[WHAT NEEDS TO BE DONE]
In the listing that follows, count each line where the word "ylabel" appears; write nothing but the count.

[DATA SUPPLIED]
********************

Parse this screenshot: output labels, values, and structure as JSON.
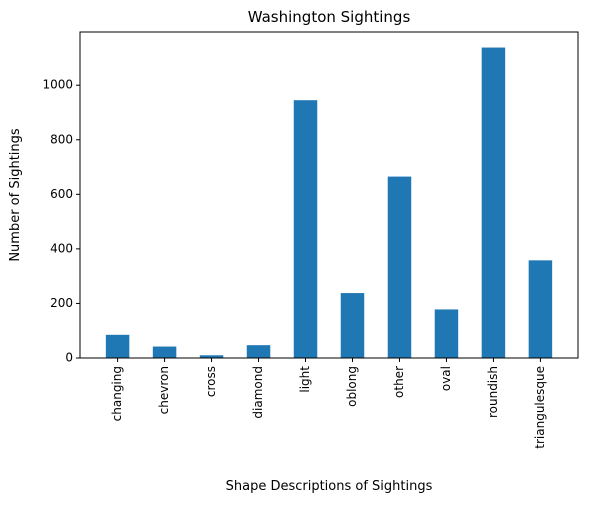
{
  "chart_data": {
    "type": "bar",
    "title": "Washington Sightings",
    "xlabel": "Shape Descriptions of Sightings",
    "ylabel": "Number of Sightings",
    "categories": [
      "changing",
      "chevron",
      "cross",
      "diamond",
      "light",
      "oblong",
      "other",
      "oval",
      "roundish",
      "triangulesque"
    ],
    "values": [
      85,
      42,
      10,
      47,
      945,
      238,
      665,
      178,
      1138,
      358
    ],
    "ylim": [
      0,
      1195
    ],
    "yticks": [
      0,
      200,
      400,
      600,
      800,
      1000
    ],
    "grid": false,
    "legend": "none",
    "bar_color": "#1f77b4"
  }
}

********************

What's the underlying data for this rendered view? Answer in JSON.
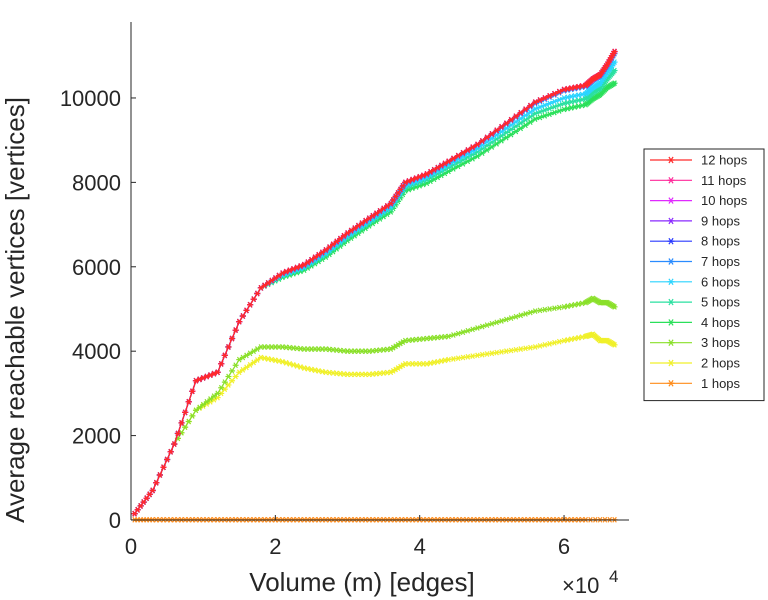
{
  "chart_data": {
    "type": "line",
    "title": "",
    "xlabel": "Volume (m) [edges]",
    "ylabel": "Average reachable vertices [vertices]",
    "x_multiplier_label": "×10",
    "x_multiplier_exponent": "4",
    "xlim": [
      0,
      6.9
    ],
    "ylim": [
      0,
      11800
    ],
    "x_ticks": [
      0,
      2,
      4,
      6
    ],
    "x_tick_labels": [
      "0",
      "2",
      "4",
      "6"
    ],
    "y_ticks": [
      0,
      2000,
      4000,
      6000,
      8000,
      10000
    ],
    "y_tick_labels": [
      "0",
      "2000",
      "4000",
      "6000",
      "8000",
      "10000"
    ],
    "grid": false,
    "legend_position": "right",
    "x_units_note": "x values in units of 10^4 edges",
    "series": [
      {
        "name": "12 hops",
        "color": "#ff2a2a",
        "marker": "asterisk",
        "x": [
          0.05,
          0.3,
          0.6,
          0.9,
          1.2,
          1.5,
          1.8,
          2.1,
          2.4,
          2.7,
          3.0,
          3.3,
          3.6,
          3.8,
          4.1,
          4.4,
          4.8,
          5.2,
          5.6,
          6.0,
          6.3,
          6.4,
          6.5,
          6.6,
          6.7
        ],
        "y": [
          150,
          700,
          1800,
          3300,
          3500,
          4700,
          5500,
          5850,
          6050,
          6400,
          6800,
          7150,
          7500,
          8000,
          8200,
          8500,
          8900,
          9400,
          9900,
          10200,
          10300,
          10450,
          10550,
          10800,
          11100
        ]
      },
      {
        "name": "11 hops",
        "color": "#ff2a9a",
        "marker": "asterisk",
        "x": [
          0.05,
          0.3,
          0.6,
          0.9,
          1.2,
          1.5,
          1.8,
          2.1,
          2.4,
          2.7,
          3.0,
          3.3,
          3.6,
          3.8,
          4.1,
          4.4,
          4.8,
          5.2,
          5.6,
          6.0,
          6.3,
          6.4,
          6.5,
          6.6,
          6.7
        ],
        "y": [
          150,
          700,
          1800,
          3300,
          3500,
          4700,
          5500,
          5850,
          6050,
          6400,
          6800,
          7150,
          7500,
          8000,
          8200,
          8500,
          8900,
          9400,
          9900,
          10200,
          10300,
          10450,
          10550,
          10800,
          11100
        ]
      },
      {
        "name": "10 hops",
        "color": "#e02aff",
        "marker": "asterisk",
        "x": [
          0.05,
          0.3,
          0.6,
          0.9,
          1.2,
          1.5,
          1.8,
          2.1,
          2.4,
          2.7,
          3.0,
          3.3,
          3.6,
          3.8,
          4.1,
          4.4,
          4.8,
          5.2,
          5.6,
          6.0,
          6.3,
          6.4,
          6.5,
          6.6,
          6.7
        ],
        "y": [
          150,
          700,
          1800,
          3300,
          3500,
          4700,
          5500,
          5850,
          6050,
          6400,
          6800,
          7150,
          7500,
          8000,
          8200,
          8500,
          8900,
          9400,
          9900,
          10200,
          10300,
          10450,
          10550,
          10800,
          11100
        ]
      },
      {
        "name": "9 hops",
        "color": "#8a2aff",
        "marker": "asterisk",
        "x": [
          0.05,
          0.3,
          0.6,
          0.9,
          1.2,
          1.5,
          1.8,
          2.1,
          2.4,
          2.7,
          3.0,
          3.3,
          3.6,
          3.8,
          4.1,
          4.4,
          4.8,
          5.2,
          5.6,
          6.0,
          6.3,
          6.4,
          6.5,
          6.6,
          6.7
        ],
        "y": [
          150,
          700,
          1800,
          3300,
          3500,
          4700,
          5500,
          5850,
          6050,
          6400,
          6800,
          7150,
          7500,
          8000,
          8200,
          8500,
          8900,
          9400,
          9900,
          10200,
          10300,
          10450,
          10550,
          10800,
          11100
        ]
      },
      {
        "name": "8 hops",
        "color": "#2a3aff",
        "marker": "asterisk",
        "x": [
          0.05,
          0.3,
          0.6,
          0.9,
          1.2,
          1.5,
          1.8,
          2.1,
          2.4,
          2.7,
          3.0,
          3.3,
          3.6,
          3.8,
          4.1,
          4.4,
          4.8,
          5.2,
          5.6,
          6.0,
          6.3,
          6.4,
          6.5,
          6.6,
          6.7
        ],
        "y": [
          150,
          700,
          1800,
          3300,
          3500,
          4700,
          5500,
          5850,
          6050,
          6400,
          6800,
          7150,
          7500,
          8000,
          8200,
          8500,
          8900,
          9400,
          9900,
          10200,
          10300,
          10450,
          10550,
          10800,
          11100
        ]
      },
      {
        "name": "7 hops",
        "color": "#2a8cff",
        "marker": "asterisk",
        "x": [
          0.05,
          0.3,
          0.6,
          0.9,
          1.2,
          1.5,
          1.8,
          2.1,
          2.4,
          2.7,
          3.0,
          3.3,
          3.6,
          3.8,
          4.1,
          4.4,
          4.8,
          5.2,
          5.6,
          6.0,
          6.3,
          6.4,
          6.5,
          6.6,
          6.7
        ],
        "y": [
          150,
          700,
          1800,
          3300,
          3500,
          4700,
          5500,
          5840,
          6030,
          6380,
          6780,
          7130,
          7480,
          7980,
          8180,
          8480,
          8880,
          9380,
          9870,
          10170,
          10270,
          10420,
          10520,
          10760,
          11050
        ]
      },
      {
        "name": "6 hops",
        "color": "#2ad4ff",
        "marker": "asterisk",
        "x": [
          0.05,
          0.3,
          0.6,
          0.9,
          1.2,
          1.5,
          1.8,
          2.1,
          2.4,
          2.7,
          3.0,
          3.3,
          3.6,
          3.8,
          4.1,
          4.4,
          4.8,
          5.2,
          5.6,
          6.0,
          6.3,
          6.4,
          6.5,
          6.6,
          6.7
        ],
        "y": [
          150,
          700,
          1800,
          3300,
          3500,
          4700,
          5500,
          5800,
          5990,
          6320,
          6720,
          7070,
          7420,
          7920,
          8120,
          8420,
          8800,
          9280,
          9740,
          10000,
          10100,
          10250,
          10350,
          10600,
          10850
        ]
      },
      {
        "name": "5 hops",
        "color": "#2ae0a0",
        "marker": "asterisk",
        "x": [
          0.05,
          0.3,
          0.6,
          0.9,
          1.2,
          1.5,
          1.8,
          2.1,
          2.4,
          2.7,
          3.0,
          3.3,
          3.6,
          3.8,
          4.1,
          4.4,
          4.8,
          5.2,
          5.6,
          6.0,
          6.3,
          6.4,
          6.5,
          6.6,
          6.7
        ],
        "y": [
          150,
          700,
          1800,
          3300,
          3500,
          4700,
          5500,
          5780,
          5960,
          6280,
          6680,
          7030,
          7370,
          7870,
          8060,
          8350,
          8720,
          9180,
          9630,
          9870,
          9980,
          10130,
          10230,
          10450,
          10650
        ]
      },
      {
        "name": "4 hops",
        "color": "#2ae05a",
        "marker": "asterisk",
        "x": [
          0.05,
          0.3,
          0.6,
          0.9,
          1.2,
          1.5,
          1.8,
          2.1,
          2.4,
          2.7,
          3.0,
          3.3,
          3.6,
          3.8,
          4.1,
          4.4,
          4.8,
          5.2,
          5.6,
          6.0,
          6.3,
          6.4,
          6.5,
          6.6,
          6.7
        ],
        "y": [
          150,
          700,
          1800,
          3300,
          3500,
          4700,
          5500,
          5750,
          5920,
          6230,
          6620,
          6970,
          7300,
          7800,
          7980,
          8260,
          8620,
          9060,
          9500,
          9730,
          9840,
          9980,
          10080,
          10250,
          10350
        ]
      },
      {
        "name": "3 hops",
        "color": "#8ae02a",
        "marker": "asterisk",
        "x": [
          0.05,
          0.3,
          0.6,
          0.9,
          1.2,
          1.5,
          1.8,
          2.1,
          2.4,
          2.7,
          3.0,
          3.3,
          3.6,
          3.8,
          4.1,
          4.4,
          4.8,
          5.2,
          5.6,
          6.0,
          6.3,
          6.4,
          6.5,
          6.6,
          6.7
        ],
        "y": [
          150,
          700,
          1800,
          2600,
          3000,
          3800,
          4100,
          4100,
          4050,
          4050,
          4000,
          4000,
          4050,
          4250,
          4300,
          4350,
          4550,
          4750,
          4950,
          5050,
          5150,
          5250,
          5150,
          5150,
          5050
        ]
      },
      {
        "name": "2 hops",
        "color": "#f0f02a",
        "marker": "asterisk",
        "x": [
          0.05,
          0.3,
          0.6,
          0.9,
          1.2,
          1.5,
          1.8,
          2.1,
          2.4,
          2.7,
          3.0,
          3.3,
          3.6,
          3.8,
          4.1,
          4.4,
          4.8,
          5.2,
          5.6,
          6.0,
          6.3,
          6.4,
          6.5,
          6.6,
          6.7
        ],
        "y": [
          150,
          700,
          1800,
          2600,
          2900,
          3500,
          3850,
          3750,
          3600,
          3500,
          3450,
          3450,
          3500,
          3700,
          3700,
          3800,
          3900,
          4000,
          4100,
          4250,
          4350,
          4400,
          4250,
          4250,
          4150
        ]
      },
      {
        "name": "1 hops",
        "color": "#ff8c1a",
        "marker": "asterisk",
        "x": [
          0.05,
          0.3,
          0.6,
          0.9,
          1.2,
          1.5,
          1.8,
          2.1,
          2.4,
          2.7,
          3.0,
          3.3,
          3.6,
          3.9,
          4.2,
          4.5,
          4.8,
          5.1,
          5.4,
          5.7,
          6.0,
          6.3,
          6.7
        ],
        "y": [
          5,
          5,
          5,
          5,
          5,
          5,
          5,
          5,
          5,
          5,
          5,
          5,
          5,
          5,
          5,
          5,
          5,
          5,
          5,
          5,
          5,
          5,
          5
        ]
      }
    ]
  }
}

********************

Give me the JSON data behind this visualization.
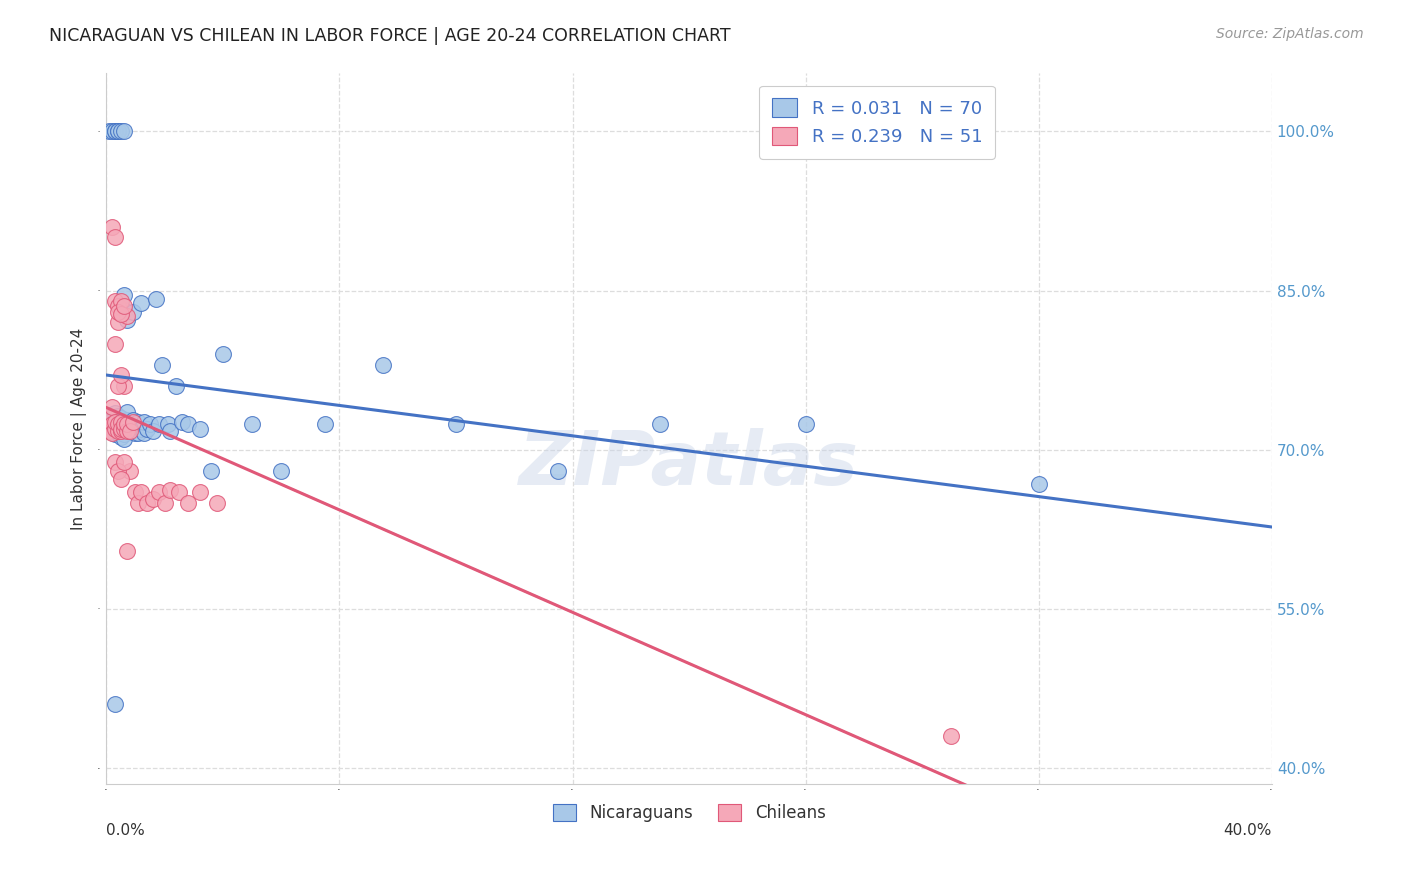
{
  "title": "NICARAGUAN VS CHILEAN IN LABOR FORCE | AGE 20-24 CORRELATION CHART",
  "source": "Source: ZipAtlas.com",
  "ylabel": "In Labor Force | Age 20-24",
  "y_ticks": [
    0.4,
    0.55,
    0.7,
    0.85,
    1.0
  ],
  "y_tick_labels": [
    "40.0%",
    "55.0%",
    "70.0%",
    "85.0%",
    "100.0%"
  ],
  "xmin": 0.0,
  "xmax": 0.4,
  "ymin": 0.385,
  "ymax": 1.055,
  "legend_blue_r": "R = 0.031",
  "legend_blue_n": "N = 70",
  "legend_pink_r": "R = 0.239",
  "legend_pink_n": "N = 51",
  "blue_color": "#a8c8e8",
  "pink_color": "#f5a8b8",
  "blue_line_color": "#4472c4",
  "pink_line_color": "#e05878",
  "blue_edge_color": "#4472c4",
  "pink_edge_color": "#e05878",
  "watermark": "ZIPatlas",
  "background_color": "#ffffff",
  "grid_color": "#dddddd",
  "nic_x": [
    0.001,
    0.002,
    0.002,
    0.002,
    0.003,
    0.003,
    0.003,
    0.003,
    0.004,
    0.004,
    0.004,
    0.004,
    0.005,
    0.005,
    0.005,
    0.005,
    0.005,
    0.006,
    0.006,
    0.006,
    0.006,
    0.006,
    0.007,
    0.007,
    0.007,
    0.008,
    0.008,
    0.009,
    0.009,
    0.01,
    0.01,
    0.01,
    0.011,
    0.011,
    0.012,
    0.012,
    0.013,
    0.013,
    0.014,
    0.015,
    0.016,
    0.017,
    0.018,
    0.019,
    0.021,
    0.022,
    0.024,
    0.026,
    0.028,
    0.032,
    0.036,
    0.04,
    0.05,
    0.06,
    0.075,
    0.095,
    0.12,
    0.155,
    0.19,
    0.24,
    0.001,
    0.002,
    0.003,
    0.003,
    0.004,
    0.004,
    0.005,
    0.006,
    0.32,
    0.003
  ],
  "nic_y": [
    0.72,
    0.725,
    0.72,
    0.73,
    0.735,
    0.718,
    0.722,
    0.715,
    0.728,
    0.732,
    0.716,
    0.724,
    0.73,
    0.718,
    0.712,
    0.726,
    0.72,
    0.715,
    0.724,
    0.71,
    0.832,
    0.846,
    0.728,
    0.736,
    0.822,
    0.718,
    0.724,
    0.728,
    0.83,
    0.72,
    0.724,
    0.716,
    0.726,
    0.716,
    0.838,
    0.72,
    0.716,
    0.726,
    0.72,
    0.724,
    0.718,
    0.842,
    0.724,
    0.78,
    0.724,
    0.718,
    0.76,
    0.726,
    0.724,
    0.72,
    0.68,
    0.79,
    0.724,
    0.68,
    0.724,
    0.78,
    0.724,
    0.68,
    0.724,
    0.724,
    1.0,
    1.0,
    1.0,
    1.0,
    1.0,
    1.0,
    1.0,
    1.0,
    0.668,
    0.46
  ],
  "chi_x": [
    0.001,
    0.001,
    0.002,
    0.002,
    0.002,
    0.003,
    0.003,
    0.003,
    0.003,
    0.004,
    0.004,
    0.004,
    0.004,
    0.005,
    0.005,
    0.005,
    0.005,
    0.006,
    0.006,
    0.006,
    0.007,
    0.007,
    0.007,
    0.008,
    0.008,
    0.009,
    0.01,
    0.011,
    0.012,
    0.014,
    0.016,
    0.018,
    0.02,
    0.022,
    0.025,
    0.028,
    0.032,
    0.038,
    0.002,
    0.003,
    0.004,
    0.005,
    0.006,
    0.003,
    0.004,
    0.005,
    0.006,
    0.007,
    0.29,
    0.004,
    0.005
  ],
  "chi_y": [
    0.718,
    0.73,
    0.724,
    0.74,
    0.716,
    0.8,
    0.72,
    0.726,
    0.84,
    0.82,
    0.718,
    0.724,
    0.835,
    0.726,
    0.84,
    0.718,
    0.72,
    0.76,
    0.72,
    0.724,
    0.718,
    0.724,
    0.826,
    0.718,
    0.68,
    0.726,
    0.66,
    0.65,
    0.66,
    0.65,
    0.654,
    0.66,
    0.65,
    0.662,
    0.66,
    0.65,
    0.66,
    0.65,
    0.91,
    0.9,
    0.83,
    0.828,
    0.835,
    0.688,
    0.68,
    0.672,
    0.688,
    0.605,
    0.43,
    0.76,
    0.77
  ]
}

********************

[THE OUTPUT]
3